Extrait du document ::
• • •

Informer sans travestir ni déformer, c'est notre combat !
1 Septembre 2013
Monsieur Makaïla Nguebla, vous êtes un objecteur d’opinions, d’origine tchadienne. Très engagé politiquement, vous animez un redoutable blog au slogan très révélateur : « une plume combattante au service de la liberté ». Par ailleurs, vous vous définissez comme un militant de Droits de l’Homme. Merci d’avoir bien voulu accepter cette interview du blog-infos : « Regards d’Africains de France.»
RAF : Mercredi 28 août 2013, vous étiez face aux parlementaires européens à Bruxelles Savez-vous les motivations qui les ont conduits à vous auditionner ?

• • •

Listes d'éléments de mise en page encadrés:

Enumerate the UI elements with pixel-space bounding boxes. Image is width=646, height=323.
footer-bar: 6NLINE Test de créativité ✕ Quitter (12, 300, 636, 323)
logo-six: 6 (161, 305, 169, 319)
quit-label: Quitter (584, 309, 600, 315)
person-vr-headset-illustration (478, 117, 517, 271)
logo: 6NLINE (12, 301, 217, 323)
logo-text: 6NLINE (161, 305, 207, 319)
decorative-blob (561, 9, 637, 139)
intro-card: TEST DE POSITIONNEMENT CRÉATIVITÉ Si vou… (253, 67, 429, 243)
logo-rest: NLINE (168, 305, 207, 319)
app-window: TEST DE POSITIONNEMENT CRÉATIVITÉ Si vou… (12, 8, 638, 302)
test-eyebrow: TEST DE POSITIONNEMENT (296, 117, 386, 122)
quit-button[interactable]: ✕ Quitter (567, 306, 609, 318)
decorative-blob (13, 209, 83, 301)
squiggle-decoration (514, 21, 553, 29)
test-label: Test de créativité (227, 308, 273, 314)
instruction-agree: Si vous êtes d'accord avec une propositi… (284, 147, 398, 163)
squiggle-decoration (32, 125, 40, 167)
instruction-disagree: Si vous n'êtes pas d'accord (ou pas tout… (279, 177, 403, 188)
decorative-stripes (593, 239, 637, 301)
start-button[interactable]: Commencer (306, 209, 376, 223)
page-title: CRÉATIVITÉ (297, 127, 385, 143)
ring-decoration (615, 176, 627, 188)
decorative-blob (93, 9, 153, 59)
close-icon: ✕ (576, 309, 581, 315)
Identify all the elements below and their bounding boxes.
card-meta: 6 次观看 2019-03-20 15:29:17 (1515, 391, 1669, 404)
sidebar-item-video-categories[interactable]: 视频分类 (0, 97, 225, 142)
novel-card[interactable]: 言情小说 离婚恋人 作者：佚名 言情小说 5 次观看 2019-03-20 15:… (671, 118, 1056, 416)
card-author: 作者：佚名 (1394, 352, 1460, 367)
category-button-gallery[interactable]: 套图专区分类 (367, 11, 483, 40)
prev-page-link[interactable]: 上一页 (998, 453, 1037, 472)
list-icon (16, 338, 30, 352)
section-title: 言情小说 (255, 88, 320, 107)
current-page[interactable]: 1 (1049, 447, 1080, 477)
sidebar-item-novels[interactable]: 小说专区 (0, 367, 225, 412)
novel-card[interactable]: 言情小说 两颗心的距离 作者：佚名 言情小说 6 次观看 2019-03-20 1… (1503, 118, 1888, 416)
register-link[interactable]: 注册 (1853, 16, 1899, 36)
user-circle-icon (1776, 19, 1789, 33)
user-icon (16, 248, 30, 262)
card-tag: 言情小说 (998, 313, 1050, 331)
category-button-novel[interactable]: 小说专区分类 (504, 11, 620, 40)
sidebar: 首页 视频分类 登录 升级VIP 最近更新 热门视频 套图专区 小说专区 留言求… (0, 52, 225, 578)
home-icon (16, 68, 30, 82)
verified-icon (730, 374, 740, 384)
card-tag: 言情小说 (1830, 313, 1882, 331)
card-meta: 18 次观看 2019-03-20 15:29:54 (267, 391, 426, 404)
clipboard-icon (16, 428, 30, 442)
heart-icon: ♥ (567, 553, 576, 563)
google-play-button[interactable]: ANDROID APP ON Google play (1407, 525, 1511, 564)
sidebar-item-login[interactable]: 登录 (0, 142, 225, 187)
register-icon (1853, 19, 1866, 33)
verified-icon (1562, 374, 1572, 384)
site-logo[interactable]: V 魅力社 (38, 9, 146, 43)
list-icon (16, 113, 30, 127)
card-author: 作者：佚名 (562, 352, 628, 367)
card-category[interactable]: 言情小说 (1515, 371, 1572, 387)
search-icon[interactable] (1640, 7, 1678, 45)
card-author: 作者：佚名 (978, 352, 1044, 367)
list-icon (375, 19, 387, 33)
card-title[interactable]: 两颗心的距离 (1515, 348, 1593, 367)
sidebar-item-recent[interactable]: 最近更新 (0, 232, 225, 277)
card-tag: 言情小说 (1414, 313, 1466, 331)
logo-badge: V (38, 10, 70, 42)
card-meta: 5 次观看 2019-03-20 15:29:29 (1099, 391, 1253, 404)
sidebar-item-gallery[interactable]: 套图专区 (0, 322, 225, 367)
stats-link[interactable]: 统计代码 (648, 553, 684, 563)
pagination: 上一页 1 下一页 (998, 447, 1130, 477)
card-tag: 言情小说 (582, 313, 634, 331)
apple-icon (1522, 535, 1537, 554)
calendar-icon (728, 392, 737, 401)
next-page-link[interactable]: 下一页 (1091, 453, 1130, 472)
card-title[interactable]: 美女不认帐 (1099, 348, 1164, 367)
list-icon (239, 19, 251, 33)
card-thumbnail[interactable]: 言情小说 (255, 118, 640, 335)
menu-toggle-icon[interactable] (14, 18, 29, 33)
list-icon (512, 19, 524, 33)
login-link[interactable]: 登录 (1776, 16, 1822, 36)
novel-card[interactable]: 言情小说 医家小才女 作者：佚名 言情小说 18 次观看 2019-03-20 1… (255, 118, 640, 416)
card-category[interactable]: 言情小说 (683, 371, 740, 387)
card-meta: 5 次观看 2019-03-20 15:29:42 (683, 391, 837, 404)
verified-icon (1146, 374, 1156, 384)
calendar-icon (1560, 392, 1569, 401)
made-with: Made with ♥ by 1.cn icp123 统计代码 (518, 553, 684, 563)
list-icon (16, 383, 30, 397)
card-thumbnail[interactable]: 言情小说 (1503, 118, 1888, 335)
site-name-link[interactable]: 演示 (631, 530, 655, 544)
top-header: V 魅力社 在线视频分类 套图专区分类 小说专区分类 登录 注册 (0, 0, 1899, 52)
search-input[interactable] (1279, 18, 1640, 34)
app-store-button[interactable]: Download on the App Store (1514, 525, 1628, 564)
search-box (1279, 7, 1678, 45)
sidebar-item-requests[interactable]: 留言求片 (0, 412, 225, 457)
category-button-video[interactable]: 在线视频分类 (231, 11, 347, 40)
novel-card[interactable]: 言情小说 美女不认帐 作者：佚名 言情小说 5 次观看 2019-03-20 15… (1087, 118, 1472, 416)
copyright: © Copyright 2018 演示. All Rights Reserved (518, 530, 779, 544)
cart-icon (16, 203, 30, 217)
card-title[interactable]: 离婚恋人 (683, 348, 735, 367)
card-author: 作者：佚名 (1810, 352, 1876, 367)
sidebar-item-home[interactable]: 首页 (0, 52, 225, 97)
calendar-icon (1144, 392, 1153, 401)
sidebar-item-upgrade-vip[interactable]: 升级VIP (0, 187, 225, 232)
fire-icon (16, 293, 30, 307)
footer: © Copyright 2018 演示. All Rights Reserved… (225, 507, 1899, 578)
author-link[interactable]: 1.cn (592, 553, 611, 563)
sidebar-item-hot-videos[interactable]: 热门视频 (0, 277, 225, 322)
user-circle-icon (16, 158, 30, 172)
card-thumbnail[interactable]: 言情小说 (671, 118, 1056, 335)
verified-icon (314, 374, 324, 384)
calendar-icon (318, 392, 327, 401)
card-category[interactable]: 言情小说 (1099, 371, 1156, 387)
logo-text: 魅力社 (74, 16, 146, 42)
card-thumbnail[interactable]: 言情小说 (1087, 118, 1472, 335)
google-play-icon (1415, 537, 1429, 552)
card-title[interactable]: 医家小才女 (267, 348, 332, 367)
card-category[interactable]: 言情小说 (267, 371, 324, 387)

• • •

Consigne :: Reproduire à l'identique l'intégralité de l'extrait sur l'entretien avec Makaïla Nguebla.

Corrigé ::
Informer sans travestir ni déformer, c'est notre combat !
1 Septembre 2013
Monsieur Makaïla Nguebla, vous êtes un objecteur d’opinions, d’origine tchadienne. Très engagé politiquement, vous animez un redoutable blog au slogan très révélateur : « une plume combattante au service de la liberté ». Par ailleurs, vous vous définissez comme un militant de Droits de l’Homme. Merci d’avoir bien voulu accepter cette interview du blog-infos : « Regards d’Africains de France.»
RAF : Mercredi 28 août 2013, vous étiez face aux parlementaires européens à Bruxelles Savez-vous les motivations qui les ont conduits à vous auditionner ?